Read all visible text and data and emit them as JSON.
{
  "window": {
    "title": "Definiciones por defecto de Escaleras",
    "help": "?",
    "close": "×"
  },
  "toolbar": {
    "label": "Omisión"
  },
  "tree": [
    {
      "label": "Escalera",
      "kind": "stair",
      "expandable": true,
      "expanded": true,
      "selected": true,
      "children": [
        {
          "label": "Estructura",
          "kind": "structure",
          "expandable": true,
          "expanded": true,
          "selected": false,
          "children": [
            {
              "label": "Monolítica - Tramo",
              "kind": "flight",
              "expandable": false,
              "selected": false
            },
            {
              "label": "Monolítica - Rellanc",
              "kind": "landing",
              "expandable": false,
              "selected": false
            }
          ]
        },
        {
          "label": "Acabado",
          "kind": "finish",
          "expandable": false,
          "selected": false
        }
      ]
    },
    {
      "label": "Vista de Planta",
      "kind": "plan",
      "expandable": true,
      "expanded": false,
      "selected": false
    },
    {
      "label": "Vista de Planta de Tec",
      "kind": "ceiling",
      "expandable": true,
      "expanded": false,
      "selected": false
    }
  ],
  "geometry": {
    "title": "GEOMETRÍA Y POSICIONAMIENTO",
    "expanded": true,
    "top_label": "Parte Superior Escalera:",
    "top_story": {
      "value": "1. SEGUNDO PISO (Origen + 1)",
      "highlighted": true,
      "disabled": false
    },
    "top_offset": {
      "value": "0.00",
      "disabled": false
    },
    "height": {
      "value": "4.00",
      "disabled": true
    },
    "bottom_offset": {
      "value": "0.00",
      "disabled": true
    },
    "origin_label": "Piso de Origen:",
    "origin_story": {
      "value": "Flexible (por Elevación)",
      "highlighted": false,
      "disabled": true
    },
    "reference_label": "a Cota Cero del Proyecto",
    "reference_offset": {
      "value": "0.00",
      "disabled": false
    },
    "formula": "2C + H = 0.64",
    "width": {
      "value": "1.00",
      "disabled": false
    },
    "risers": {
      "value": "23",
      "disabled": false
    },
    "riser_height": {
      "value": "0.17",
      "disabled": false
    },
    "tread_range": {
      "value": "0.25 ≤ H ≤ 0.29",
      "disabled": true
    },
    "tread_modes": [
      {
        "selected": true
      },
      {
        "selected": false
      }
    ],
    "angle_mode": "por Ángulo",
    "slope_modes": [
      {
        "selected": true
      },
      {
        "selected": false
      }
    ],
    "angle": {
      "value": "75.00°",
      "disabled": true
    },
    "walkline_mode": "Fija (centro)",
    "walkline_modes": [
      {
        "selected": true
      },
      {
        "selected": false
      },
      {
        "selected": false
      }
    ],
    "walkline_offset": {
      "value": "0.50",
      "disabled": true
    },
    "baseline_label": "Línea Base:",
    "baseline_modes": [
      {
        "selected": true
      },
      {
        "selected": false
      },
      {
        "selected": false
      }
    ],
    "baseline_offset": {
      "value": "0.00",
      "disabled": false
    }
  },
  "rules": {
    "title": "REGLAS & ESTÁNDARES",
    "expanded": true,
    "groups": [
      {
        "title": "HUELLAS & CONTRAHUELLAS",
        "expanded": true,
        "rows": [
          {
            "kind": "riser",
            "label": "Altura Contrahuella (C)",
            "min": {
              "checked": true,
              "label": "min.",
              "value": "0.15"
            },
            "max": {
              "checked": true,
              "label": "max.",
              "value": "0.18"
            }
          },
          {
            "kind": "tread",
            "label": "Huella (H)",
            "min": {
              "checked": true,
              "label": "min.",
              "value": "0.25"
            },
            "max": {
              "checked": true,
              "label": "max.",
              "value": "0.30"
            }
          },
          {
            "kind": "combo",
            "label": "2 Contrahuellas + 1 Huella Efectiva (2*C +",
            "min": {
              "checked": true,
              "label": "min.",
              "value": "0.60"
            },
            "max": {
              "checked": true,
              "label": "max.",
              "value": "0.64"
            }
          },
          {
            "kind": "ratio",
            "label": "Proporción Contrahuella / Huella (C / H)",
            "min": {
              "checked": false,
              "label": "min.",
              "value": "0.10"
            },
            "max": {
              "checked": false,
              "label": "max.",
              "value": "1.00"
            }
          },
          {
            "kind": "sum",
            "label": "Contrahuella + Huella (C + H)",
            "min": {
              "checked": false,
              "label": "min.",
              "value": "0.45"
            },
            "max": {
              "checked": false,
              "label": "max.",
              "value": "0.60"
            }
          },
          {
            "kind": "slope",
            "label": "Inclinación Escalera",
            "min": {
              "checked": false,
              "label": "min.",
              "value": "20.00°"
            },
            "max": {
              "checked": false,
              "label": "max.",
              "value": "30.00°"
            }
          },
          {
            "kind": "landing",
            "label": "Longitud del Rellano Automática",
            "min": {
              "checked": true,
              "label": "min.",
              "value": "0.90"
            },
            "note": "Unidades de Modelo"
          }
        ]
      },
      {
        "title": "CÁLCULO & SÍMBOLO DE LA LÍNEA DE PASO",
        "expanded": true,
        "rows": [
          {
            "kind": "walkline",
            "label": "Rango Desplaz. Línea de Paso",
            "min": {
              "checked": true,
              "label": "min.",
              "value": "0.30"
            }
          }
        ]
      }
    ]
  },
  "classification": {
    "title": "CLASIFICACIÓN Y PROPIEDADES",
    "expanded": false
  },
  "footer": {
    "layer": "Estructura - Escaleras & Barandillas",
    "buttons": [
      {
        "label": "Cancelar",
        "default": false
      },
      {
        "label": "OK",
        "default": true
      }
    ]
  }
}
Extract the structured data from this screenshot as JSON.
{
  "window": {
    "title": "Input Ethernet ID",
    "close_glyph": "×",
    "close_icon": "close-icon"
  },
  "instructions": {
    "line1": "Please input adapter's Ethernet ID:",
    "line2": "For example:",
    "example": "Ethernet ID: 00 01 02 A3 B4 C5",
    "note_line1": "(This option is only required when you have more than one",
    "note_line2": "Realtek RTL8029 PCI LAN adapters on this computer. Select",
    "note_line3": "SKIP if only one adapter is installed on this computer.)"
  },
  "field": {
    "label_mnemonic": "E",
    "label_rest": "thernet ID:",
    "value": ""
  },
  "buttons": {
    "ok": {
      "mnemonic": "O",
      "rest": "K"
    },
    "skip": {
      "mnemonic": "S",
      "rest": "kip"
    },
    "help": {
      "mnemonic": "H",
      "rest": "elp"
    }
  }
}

**Task prompt**
Select every line in the records above that contains the word "Monolítica".

**Worked solution**
              "label": "Monolítica - Tramo",
              "label": "Monolítica - Rellanc",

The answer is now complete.